**TO BE DONE**
Copy out every line of the data exactly.

**RECORDED DATA**
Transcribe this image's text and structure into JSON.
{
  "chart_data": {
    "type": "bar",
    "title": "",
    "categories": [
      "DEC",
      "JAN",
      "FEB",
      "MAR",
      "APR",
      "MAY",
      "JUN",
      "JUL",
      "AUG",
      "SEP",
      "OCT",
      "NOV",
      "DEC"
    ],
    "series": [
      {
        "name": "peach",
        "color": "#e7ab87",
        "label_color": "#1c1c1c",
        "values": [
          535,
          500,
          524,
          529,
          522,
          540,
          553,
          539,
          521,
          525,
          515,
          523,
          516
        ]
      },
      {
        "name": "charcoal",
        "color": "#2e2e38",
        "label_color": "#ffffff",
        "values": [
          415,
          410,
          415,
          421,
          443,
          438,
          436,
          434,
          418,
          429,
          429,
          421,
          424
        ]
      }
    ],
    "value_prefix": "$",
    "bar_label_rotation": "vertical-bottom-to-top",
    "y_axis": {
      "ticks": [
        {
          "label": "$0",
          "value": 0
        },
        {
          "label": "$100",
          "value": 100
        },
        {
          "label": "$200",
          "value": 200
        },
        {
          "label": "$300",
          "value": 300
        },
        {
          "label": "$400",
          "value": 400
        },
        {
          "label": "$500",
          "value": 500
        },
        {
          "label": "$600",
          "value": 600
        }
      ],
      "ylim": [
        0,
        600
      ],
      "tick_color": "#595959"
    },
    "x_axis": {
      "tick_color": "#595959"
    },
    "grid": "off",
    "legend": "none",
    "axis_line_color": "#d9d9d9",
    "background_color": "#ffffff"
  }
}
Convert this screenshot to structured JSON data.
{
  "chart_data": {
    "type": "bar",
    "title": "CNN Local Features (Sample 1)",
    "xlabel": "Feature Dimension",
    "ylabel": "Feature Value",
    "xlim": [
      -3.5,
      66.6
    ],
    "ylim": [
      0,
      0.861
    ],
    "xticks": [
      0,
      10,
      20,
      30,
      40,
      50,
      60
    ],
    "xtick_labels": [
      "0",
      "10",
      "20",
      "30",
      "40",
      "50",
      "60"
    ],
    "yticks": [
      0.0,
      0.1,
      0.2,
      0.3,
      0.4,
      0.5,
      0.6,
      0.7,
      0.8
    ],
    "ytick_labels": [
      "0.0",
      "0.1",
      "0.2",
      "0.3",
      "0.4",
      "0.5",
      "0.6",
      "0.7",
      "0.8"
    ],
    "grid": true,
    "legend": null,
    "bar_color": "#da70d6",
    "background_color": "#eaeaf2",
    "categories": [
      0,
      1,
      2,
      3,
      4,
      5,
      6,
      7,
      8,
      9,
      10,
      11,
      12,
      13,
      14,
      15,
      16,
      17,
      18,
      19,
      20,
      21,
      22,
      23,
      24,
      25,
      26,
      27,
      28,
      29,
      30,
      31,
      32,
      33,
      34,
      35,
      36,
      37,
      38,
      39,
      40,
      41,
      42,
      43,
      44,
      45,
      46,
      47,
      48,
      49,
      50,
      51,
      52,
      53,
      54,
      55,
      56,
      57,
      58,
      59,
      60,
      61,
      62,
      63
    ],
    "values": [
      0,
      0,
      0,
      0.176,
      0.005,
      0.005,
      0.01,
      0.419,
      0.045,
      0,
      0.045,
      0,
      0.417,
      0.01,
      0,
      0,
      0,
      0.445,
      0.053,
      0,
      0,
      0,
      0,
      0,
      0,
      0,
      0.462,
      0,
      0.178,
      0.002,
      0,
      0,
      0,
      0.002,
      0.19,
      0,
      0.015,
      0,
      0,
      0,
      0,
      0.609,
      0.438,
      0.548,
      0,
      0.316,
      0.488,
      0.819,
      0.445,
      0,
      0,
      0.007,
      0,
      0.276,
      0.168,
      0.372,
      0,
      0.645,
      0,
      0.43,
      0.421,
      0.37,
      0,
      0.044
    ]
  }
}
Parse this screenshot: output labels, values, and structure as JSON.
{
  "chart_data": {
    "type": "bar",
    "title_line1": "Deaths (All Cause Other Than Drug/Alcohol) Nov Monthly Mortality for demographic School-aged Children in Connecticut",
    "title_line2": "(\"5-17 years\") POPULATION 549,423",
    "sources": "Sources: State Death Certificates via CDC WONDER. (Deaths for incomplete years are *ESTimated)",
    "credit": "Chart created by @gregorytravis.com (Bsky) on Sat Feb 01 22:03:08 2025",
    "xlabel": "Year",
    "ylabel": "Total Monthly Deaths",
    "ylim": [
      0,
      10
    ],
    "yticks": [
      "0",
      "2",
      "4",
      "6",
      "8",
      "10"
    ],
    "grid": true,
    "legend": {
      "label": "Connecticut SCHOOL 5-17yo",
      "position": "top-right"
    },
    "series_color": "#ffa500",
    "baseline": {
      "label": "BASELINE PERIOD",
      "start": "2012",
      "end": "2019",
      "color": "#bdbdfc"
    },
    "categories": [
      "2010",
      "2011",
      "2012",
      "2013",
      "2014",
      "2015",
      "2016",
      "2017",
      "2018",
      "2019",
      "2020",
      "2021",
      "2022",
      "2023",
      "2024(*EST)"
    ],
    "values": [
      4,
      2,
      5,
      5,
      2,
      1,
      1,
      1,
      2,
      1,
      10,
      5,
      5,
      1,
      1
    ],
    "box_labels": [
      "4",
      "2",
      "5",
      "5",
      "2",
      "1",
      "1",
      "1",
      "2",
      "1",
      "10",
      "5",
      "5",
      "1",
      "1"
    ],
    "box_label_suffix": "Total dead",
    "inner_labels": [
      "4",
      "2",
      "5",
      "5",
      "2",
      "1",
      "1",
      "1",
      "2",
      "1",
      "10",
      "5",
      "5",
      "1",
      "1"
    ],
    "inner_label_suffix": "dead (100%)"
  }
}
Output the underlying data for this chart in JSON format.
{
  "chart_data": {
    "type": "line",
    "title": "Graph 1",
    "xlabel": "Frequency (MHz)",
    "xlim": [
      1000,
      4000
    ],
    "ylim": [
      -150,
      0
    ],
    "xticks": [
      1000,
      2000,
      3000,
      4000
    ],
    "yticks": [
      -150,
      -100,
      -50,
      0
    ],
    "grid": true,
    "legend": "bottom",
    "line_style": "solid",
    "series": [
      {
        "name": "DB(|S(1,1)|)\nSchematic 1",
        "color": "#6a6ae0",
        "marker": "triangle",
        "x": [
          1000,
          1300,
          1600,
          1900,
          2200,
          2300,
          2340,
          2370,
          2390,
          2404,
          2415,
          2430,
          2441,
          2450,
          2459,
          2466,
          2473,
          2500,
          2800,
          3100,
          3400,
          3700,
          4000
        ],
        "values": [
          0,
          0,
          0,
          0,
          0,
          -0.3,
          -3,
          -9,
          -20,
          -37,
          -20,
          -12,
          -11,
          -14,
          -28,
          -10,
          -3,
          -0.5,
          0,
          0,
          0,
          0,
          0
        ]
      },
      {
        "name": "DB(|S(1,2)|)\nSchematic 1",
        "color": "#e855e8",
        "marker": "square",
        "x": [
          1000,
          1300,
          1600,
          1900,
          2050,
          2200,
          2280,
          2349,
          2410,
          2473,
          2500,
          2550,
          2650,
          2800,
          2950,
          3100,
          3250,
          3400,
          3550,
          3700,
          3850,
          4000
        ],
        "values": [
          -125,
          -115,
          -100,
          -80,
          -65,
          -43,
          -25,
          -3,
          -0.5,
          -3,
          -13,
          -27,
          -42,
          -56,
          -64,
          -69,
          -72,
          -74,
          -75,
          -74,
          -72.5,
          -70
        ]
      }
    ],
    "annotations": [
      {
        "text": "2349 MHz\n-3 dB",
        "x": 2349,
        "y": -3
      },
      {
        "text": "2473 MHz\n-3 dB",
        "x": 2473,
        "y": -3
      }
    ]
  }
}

**SOLUTION TO THE PROBLEM**
Transcribe this image's text and structure into JSON.
{
  "chart_data": {
    "type": "bar",
    "title": "",
    "categories": [
      "DEC",
      "JAN",
      "FEB",
      "MAR",
      "APR",
      "MAY",
      "JUN",
      "JUL",
      "AUG",
      "SEP",
      "OCT",
      "NOV",
      "DEC"
    ],
    "series": [
      {
        "name": "peach",
        "color": "#e7ab87",
        "label_color": "#1c1c1c",
        "values": [
          535,
          500,
          524,
          529,
          522,
          540,
          553,
          539,
          521,
          525,
          515,
          523,
          516
        ]
      },
      {
        "name": "charcoal",
        "color": "#2e2e38",
        "label_color": "#ffffff",
        "values": [
          415,
          410,
          415,
          421,
          443,
          438,
          436,
          434,
          418,
          429,
          429,
          421,
          424
        ]
      }
    ],
    "value_prefix": "$",
    "bar_label_rotation": "vertical-bottom-to-top",
    "y_axis": {
      "ticks": [
        {
          "label": "$0",
          "value": 0
        },
        {
          "label": "$100",
          "value": 100
        },
        {
          "label": "$200",
          "value": 200
        },
        {
          "label": "$300",
          "value": 300
        },
        {
          "label": "$400",
          "value": 400
        },
        {
          "label": "$500",
          "value": 500
        },
        {
          "label": "$600",
          "value": 600
        }
      ],
      "ylim": [
        0,
        600
      ],
      "tick_color": "#595959"
    },
    "x_axis": {
      "tick_color": "#595959"
    },
    "grid": "off",
    "legend": "none",
    "axis_line_color": "#d9d9d9",
    "background_color": "#ffffff"
  }
}
Convert this screenshot to structured JSON data.
{
  "chart_data": {
    "type": "bar",
    "title": "CNN Local Features (Sample 1)",
    "xlabel": "Feature Dimension",
    "ylabel": "Feature Value",
    "xlim": [
      -3.5,
      66.6
    ],
    "ylim": [
      0,
      0.861
    ],
    "xticks": [
      0,
      10,
      20,
      30,
      40,
      50,
      60
    ],
    "xtick_labels": [
      "0",
      "10",
      "20",
      "30",
      "40",
      "50",
      "60"
    ],
    "yticks": [
      0.0,
      0.1,
      0.2,
      0.3,
      0.4,
      0.5,
      0.6,
      0.7,
      0.8
    ],
    "ytick_labels": [
      "0.0",
      "0.1",
      "0.2",
      "0.3",
      "0.4",
      "0.5",
      "0.6",
      "0.7",
      "0.8"
    ],
    "grid": true,
    "legend": null,
    "bar_color": "#da70d6",
    "background_color": "#eaeaf2",
    "categories": [
      0,
      1,
      2,
      3,
      4,
      5,
      6,
      7,
      8,
      9,
      10,
      11,
      12,
      13,
      14,
      15,
      16,
      17,
      18,
      19,
      20,
      21,
      22,
      23,
      24,
      25,
      26,
      27,
      28,
      29,
      30,
      31,
      32,
      33,
      34,
      35,
      36,
      37,
      38,
      39,
      40,
      41,
      42,
      43,
      44,
      45,
      46,
      47,
      48,
      49,
      50,
      51,
      52,
      53,
      54,
      55,
      56,
      57,
      58,
      59,
      60,
      61,
      62,
      63
    ],
    "values": [
      0,
      0,
      0,
      0.176,
      0.005,
      0.005,
      0.01,
      0.419,
      0.045,
      0,
      0.045,
      0,
      0.417,
      0.01,
      0,
      0,
      0,
      0.445,
      0.053,
      0,
      0,
      0,
      0,
      0,
      0,
      0,
      0.462,
      0,
      0.178,
      0.002,
      0,
      0,
      0,
      0.002,
      0.19,
      0,
      0.015,
      0,
      0,
      0,
      0,
      0.609,
      0.438,
      0.548,
      0,
      0.316,
      0.488,
      0.819,
      0.445,
      0,
      0,
      0.007,
      0,
      0.276,
      0.168,
      0.372,
      0,
      0.645,
      0,
      0.43,
      0.421,
      0.37,
      0,
      0.044
    ]
  }
}
Parse this screenshot: output labels, values, and structure as JSON.
{
  "chart_data": {
    "type": "bar",
    "title_line1": "Deaths (All Cause Other Than Drug/Alcohol) Nov Monthly Mortality for demographic School-aged Children in Connecticut",
    "title_line2": "(\"5-17 years\") POPULATION 549,423",
    "sources": "Sources: State Death Certificates via CDC WONDER. (Deaths for incomplete years are *ESTimated)",
    "credit": "Chart created by @gregorytravis.com (Bsky) on Sat Feb 01 22:03:08 2025",
    "xlabel": "Year",
    "ylabel": "Total Monthly Deaths",
    "ylim": [
      0,
      10
    ],
    "yticks": [
      "0",
      "2",
      "4",
      "6",
      "8",
      "10"
    ],
    "grid": true,
    "legend": {
      "label": "Connecticut SCHOOL 5-17yo",
      "position": "top-right"
    },
    "series_color": "#ffa500",
    "baseline": {
      "label": "BASELINE PERIOD",
      "start": "2012",
      "end": "2019",
      "color": "#bdbdfc"
    },
    "categories": [
      "2010",
      "2011",
      "2012",
      "2013",
      "2014",
      "2015",
      "2016",
      "2017",
      "2018",
      "2019",
      "2020",
      "2021",
      "2022",
      "2023",
      "2024(*EST)"
    ],
    "values": [
      4,
      2,
      5,
      5,
      2,
      1,
      1,
      1,
      2,
      1,
      10,
      5,
      5,
      1,
      1
    ],
    "box_labels": [
      "4",
      "2",
      "5",
      "5",
      "2",
      "1",
      "1",
      "1",
      "2",
      "1",
      "10",
      "5",
      "5",
      "1",
      "1"
    ],
    "box_label_suffix": "Total dead",
    "inner_labels": [
      "4",
      "2",
      "5",
      "5",
      "2",
      "1",
      "1",
      "1",
      "2",
      "1",
      "10",
      "5",
      "5",
      "1",
      "1"
    ],
    "inner_label_suffix": "dead (100%)"
  }
}
Output the underlying data for this chart in JSON format.
{
  "chart_data": {
    "type": "line",
    "title": "Graph 1",
    "xlabel": "Frequency (MHz)",
    "xlim": [
      1000,
      4000
    ],
    "ylim": [
      -150,
      0
    ],
    "xticks": [
      1000,
      2000,
      3000,
      4000
    ],
    "yticks": [
      -150,
      -100,
      -50,
      0
    ],
    "grid": true,
    "legend": "bottom",
    "line_style": "solid",
    "series": [
      {
        "name": "DB(|S(1,1)|)\nSchematic 1",
        "color": "#6a6ae0",
        "marker": "triangle",
        "x": [
          1000,
          1300,
          1600,
          1900,
          2200,
          2300,
          2340,
          2370,
          2390,
          2404,
          2415,
          2430,
          2441,
          2450,
          2459,
          2466,
          2473,
          2500,
          2800,
          3100,
          3400,
          3700,
          4000
        ],
        "values": [
          0,
          0,
          0,
          0,
          0,
          -0.3,
          -3,
          -9,
          -20,
          -37,
          -20,
          -12,
          -11,
          -14,
          -28,
          -10,
          -3,
          -0.5,
          0,
          0,
          0,
          0,
          0
        ]
      },
      {
        "name": "DB(|S(1,2)|)\nSchematic 1",
        "color": "#e855e8",
        "marker": "square",
        "x": [
          1000,
          1300,
          1600,
          1900,
          2050,
          2200,
          2280,
          2349,
          2410,
          2473,
          2500,
          2550,
          2650,
          2800,
          2950,
          3100,
          3250,
          3400,
          3550,
          3700,
          3850,
          4000
        ],
        "values": [
          -125,
          -115,
          -100,
          -80,
          -65,
          -43,
          -25,
          -3,
          -0.5,
          -3,
          -13,
          -27,
          -42,
          -56,
          -64,
          -69,
          -72,
          -74,
          -75,
          -74,
          -72.5,
          -70
        ]
      }
    ],
    "annotations": [
      {
        "text": "2349 MHz\n-3 dB",
        "x": 2349,
        "y": -3
      },
      {
        "text": "2473 MHz\n-3 dB",
        "x": 2473,
        "y": -3
      }
    ]
  }
}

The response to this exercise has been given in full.